EXERCISE REQUIREMENTS >>
Leave the pictures out, and retype all of the material exactly as written.

ROWS >>
━━━━

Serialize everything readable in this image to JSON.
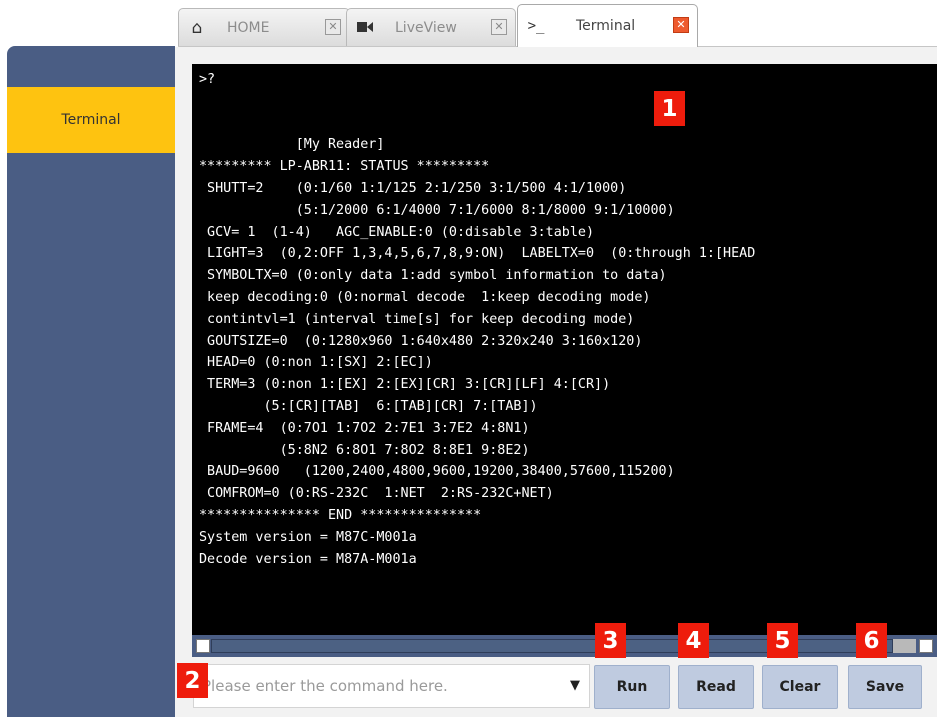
{
  "tabs": [
    {
      "label": "HOME",
      "icon": "home-icon"
    },
    {
      "label": "LiveView",
      "icon": "video-camera-icon"
    },
    {
      "label": "Terminal",
      "icon": "terminal-prompt-icon",
      "prompt_glyph": ">_",
      "active": true
    }
  ],
  "sidebar": {
    "items": [
      {
        "label": "Terminal",
        "active": true
      }
    ]
  },
  "terminal": {
    "lines": [
      ">?",
      "",
      "",
      "            [My Reader]",
      "********* LP-ABR11: STATUS *********",
      " SHUTT=2    (0:1/60 1:1/125 2:1/250 3:1/500 4:1/1000)",
      "            (5:1/2000 6:1/4000 7:1/6000 8:1/8000 9:1/10000)",
      " GCV= 1  (1-4)   AGC_ENABLE:0 (0:disable 3:table)",
      " LIGHT=3  (0,2:OFF 1,3,4,5,6,7,8,9:ON)  LABELTX=0  (0:through 1:[HEAD",
      " SYMBOLTX=0 (0:only data 1:add symbol information to data)",
      " keep decoding:0 (0:normal decode  1:keep decoding mode)",
      " contintvl=1 (interval time[s] for keep decoding mode)",
      " GOUTSIZE=0  (0:1280x960 1:640x480 2:320x240 3:160x120)",
      " HEAD=0 (0:non 1:[SX] 2:[EC])",
      " TERM=3 (0:non 1:[EX] 2:[EX][CR] 3:[CR][LF] 4:[CR])",
      "        (5:[CR][TAB]  6:[TAB][CR] 7:[TAB])",
      " FRAME=4  (0:7O1 1:7O2 2:7E1 3:7E2 4:8N1)",
      "          (5:8N2 6:8O1 7:8O2 8:8E1 9:8E2)",
      " BAUD=9600   (1200,2400,4800,9600,19200,38400,57600,115200)",
      " COMFROM=0 (0:RS-232C  1:NET  2:RS-232C+NET)",
      "*************** END ***************",
      "System version = M87C-M001a",
      "Decode version = M87A-M001a"
    ]
  },
  "command": {
    "placeholder": "Please enter the command here.",
    "dropdown_icon": "triangle-down-icon"
  },
  "buttons": {
    "run": "Run",
    "read": "Read",
    "clear": "Clear",
    "save": "Save"
  },
  "badges": [
    "1",
    "2",
    "3",
    "4",
    "5",
    "6"
  ],
  "colors": {
    "sidebar": "#4a5d84",
    "sidebar_active": "#fec310",
    "terminal_bg": "#000000",
    "button": "#bfcbe0",
    "badge": "#ee1c0c",
    "close_active": "#ee5a2e"
  }
}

━━━━

EXERCISE RESULT >>
Serialize everything readable in this image to JSON.
{
  "tabs": [
    {
      "label": "HOME",
      "icon": "home-icon"
    },
    {
      "label": "LiveView",
      "icon": "video-camera-icon"
    },
    {
      "label": "Terminal",
      "icon": "terminal-prompt-icon",
      "prompt_glyph": ">_",
      "active": true
    }
  ],
  "sidebar": {
    "items": [
      {
        "label": "Terminal",
        "active": true
      }
    ]
  },
  "terminal": {
    "lines": [
      ">?",
      "",
      "",
      "            [My Reader]",
      "********* LP-ABR11: STATUS *********",
      " SHUTT=2    (0:1/60 1:1/125 2:1/250 3:1/500 4:1/1000)",
      "            (5:1/2000 6:1/4000 7:1/6000 8:1/8000 9:1/10000)",
      " GCV= 1  (1-4)   AGC_ENABLE:0 (0:disable 3:table)",
      " LIGHT=3  (0,2:OFF 1,3,4,5,6,7,8,9:ON)  LABELTX=0  (0:through 1:[HEAD",
      " SYMBOLTX=0 (0:only data 1:add symbol information to data)",
      " keep decoding:0 (0:normal decode  1:keep decoding mode)",
      " contintvl=1 (interval time[s] for keep decoding mode)",
      " GOUTSIZE=0  (0:1280x960 1:640x480 2:320x240 3:160x120)",
      " HEAD=0 (0:non 1:[SX] 2:[EC])",
      " TERM=3 (0:non 1:[EX] 2:[EX][CR] 3:[CR][LF] 4:[CR])",
      "        (5:[CR][TAB]  6:[TAB][CR] 7:[TAB])",
      " FRAME=4  (0:7O1 1:7O2 2:7E1 3:7E2 4:8N1)",
      "          (5:8N2 6:8O1 7:8O2 8:8E1 9:8E2)",
      " BAUD=9600   (1200,2400,4800,9600,19200,38400,57600,115200)",
      " COMFROM=0 (0:RS-232C  1:NET  2:RS-232C+NET)",
      "*************** END ***************",
      "System version = M87C-M001a",
      "Decode version = M87A-M001a"
    ]
  },
  "command": {
    "placeholder": "Please enter the command here.",
    "dropdown_icon": "triangle-down-icon"
  },
  "buttons": {
    "run": "Run",
    "read": "Read",
    "clear": "Clear",
    "save": "Save"
  },
  "badges": [
    "1",
    "2",
    "3",
    "4",
    "5",
    "6"
  ],
  "colors": {
    "sidebar": "#4a5d84",
    "sidebar_active": "#fec310",
    "terminal_bg": "#000000",
    "button": "#bfcbe0",
    "badge": "#ee1c0c",
    "close_active": "#ee5a2e"
  }
}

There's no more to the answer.